_Exercise prompt:_ Please count the lines below that contain the word "right", and reply with the number alone.

_Data rows:_
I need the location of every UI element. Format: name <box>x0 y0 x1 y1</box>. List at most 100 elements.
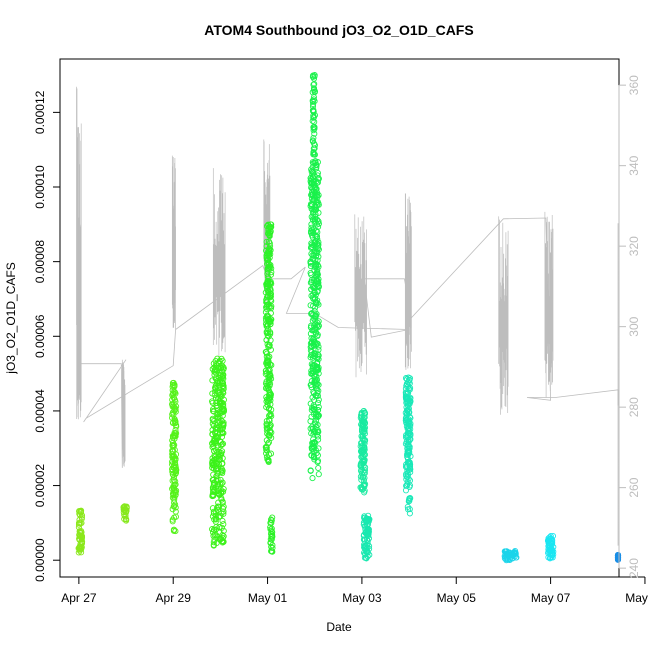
data-point <box>267 519 274 526</box>
data-point <box>264 402 271 409</box>
data-point <box>172 528 179 535</box>
data-point <box>309 186 316 193</box>
data-point <box>314 452 321 459</box>
data-point <box>313 277 320 284</box>
data-point <box>307 354 314 361</box>
data-point <box>361 425 368 432</box>
data-point <box>76 520 83 527</box>
data-point <box>171 502 178 509</box>
data-point <box>214 425 221 432</box>
right-y-tick-label: 280 <box>627 397 641 417</box>
data-point <box>361 481 368 488</box>
data-point <box>219 429 226 436</box>
data-point <box>402 409 409 416</box>
data-point <box>309 370 316 377</box>
data-point <box>311 379 318 386</box>
point-cluster-10 <box>402 374 414 517</box>
data-point <box>215 453 222 460</box>
data-point <box>263 317 270 324</box>
data-point <box>309 475 316 482</box>
right-y-tick-label: 360 <box>627 75 641 95</box>
data-point <box>313 185 320 192</box>
data-point <box>311 140 318 147</box>
data-point <box>122 512 129 519</box>
right-y-tick-label: 320 <box>627 236 641 256</box>
data-point <box>265 439 272 446</box>
data-point <box>267 422 274 429</box>
data-point <box>220 508 227 515</box>
y-tick-label: 0.00002 <box>33 464 47 508</box>
data-point <box>313 363 321 370</box>
point-cluster-9 <box>360 512 373 562</box>
data-point <box>267 285 274 292</box>
data-point <box>315 239 322 246</box>
data-point <box>218 490 225 497</box>
data-point <box>310 448 317 455</box>
data-point <box>310 197 317 204</box>
data-point <box>263 444 270 451</box>
temperature-spikes-8 <box>544 211 554 398</box>
data-point <box>315 471 322 478</box>
y-tick-label: 0.00008 <box>33 240 47 284</box>
data-point <box>77 512 84 519</box>
data-point <box>267 247 274 254</box>
data-point <box>503 554 511 561</box>
data-point <box>169 506 176 513</box>
data-point <box>312 262 319 269</box>
data-point <box>364 531 371 539</box>
data-point <box>361 445 368 452</box>
data-point <box>308 310 316 317</box>
y-tick-label: 0.00006 <box>33 314 47 358</box>
data-point <box>313 281 320 288</box>
data-point <box>309 441 316 448</box>
data-point <box>268 536 275 543</box>
data-point <box>268 527 275 534</box>
data-point <box>407 469 414 476</box>
data-point <box>309 367 316 374</box>
data-point <box>268 221 275 228</box>
data-point <box>406 376 413 383</box>
data-point <box>219 440 227 447</box>
data-point <box>309 327 316 334</box>
data-point <box>407 466 414 473</box>
data-point <box>308 240 315 247</box>
data-point <box>265 256 272 263</box>
data-point <box>169 434 177 441</box>
point-cluster-13 <box>614 551 622 563</box>
data-point <box>77 529 84 536</box>
data-point <box>212 508 219 515</box>
data-point <box>210 492 217 499</box>
point-cluster-0 <box>75 507 86 556</box>
data-point <box>267 450 275 457</box>
data-point <box>268 548 275 555</box>
data-point <box>210 465 217 472</box>
data-point <box>211 448 218 455</box>
y-axis: 0.00000 0.00002 0.00004 0.00006 0.00008 0.000… <box>33 90 61 582</box>
data-point <box>311 130 318 137</box>
data-point <box>171 417 178 424</box>
data-point <box>269 544 276 552</box>
data-point <box>307 418 314 425</box>
data-point <box>360 457 368 464</box>
data-point <box>307 400 314 407</box>
data-point <box>264 430 271 437</box>
data-point <box>215 483 222 490</box>
data-point <box>310 124 317 131</box>
data-point <box>312 256 319 263</box>
data-point <box>360 532 367 539</box>
data-point <box>402 385 409 392</box>
data-point <box>210 360 217 367</box>
data-point <box>360 422 367 429</box>
data-point <box>216 456 223 463</box>
data-point <box>307 347 314 354</box>
data-point <box>313 233 321 240</box>
data-point <box>405 498 412 505</box>
data-point <box>213 399 220 406</box>
data-point <box>361 554 368 561</box>
data-point <box>313 192 321 199</box>
data-point <box>220 521 227 528</box>
data-point <box>312 411 319 418</box>
data-point <box>172 455 179 463</box>
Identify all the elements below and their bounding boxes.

_Result of this exercise:_ 3